== Exercise ==
Take the entries below and reproduce them word for word.

== Exercise materials ==
+-------+

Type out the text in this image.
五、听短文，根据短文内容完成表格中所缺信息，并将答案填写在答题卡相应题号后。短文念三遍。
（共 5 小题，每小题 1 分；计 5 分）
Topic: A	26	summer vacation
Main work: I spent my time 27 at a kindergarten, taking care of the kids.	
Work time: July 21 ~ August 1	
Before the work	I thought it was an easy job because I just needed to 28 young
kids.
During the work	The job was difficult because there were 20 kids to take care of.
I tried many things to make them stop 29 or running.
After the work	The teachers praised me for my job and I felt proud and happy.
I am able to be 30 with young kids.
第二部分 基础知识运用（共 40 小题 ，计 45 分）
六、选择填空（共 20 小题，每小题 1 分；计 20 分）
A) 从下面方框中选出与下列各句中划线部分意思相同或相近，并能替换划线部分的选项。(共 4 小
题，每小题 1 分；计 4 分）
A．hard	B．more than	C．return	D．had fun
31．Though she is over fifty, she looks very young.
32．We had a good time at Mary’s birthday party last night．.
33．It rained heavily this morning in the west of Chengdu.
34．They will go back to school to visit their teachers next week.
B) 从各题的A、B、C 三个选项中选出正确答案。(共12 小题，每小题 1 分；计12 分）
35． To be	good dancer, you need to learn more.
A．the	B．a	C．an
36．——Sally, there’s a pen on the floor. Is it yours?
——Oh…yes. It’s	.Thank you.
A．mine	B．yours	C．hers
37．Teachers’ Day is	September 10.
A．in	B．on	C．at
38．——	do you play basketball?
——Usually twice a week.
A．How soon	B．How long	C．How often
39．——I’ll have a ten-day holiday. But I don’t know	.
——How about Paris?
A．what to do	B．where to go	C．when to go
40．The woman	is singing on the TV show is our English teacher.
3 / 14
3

+-------+

== Reply to the task ==
Type out the text in this image.
五、听短文，根据短文内容完成表格中所缺信息，并将答案填写在答题卡相应题号后。短文念三遍。
（共 5 小题，每小题 1 分；计 5 分）
Topic: A	26	summer vacation
Main work: I spent my time 27 at a kindergarten, taking care of the kids.	
Work time: July 21 ~ August 1	
Before the work	I thought it was an easy job because I just needed to 28 young
kids.
During the work	The job was difficult because there were 20 kids to take care of.
I tried many things to make them stop 29 or running.
After the work	The teachers praised me for my job and I felt proud and happy.
I am able to be 30 with young kids.
第二部分 基础知识运用（共 40 小题 ，计 45 分）
六、选择填空（共 20 小题，每小题 1 分；计 20 分）
A) 从下面方框中选出与下列各句中划线部分意思相同或相近，并能替换划线部分的选项。(共 4 小
题，每小题 1 分；计 4 分）
A．hard	B．more than	C．return	D．had fun
31．Though she is over fifty, she looks very young.
32．We had a good time at Mary’s birthday party last night．.
33．It rained heavily this morning in the west of Chengdu.
34．They will go back to school to visit their teachers next week.
B) 从各题的A、B、C 三个选项中选出正确答案。(共12 小题，每小题 1 分；计12 分）
35． To be	good dancer, you need to learn more.
A．the	B．a	C．an
36．——Sally, there’s a pen on the floor. Is it yours?
——Oh…yes. It’s	.Thank you.
A．mine	B．yours	C．hers
37．Teachers’ Day is	September 10.
A．in	B．on	C．at
38．——	do you play basketball?
——Usually twice a week.
A．How soon	B．How long	C．How often
39．——I’ll have a ten-day holiday. But I don’t know	.
——How about Paris?
A．what to do	B．where to go	C．when to go
40．The woman	is singing on the TV show is our English teacher.
3 / 14
3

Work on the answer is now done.